• **REQUIRED ACTION A**:
Answer these questions from the text on the adaptive immune response, marking each answer like its question:
(i) What do neutralizing antibodies bind to, and what do they block?
(ii) What do natural killer cells need in order to target their weapons against infected cells?
(iii) What do plasma cells secrete, and for how long?
• **REQUIRED ACTION B**: Edit the passage of the text on the adaptive immune response from "Once they reach" to "virus infected cells.", replacing "virus fragments" with "viral fragments".
• **REQUIRED ACTION C**: Write a continuation of the text on the adaptive immune response, picking up after its final sentence.

• **TEXT SHOWN**:
■ ■ ■ ■

Once dendritic cells detect pathogens through their pattern recognition receptors, they not only secret cytokines, but are also signal to migrate to joining lymph nodes.Naive uneducated T and B cells sitting in the lymph nodes interact with dendritic cells.
If their receptors happen to match the antigen presented by the dendritic cells, they become activated, expand and become so called effector lymphocytes. These effector lymphocytes migrate back to the site of infection and directly kill infected cells and block further viral spread by secreting specific antibodies. These specialized white blood cells, T and B cells, are called into action by antigen presenting cells.
Once they reach the target tissue, T cells trained into killer soldiers detect specific virus fragments on the surface of infected cells and destroy them, eliminating the source of the viral factory. Antibody secreted by B cells bind to the surface of the virus and block their entry into host cells. These are called the neutralizing antibodies. B cells also secrete non neutralizing antibodies that call in other white blood cells such as natural killer cells to kill virus infected cells.
Natural killer cells are professional killer cells, but need guidance from antibodies to target their weapons against the infected cells. What's cool about the adaptive immune system is that both T and B cells become memory cells and provide immune defense for a long time.
Memory T and B cells survive for years and are able to defend against the same pathogen during second exposure much better than the untrained lymphocytes. So the second time you encounter the same virus, your memory B cells will quickly stimulate to produce much higher levels and quality of antibodies. Similarly, memory T cells provide quick and robust protection especially if they're within the sight of virus entry. Some B cells become plasma cells, which secrete tons of antibodies for years.

■ ■ ■ ■

• **ENTRIES SHOWN**:

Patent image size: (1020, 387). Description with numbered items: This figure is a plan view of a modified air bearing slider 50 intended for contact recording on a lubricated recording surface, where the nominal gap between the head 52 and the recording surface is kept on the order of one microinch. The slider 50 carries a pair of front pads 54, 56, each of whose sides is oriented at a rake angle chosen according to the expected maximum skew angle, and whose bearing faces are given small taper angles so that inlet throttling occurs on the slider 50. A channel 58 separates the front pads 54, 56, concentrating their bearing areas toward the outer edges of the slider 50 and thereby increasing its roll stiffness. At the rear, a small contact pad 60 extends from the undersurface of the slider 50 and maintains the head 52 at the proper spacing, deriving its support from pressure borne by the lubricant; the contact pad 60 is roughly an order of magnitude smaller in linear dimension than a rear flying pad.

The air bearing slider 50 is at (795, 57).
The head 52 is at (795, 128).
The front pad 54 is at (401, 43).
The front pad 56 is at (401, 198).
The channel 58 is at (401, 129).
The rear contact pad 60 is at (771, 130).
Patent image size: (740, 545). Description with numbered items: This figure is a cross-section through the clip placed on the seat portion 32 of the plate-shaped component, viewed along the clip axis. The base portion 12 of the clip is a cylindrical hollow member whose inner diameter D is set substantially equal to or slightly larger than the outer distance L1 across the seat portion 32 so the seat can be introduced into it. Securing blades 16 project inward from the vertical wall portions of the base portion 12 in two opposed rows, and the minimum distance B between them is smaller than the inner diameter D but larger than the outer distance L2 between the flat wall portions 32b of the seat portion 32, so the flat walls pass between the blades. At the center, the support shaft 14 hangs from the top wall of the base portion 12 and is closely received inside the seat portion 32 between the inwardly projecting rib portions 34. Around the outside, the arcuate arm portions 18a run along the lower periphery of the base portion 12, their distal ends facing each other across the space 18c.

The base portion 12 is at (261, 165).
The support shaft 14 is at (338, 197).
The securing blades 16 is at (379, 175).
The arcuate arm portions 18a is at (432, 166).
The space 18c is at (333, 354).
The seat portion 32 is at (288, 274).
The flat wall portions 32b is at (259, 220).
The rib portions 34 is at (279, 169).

■ ■ ■ ■

• **TASK ANSWER A**:
(i) They bind to the surface of the virus and block its entry into host cells.
(ii) They need guidance from antibodies.
(iii) They secrete tons of antibodies for years.

• **TASK ANSWER B**:
Once they reach the target tissue, T cells trained into killer soldiers detect specific viral fragments on the surface of infected cells and destroy them, eliminating the source of the viral factory. Antibody secreted by B cells bind to the surface of the virus and block their entry into host cells. These are called the neutralizing antibodies. B cells also secrete non neutralizing antibodies that call in other white blood cells such as natural killer cells to kill virus infected cells.

• **TASK ANSWER C**:
If you were vaccinated as a child, you are likely to have antibodies to the vaccine antigens decades later. Antibodies will bind to the invading pathogen immediately and block their further spread.
Serological assays detect the level of antibodies to various pathogens and is a good indicator of your previous exposure to pathogen or vaccination. How long the antibody lasts depends on the type of pathogens; measles antibodies last for decades, for common cold coronaviruses, 1 to 2 years. However, you still have memory B cells and T cells that can reignite antibody and killer cells during the second exposure. You're still much better off than when you were naive to the pathogen.
However, the safest and the most reliable way to achieve immunity is through vaccination. Vaccines are designed to trigger robust and long lasting immunity, superior to that achieved by natural infection. It is the only safe way to develop herd immunity. Herd immunity refers to the protection achieved at the population level if enough people are immune to a given pathogen.
For highly infectious viruses like SARS CoV-two, the majority of people in the population must be immune in order to confer protective herd immunity against those who are not yet immunized. There are over 100 vaccine candidates against SARS CoV-2.
We hope that some of these will provide durable and effective immunity. Mediated by both antibodies and T cells to help us stop the spread of COVID-19. Thank you for listening.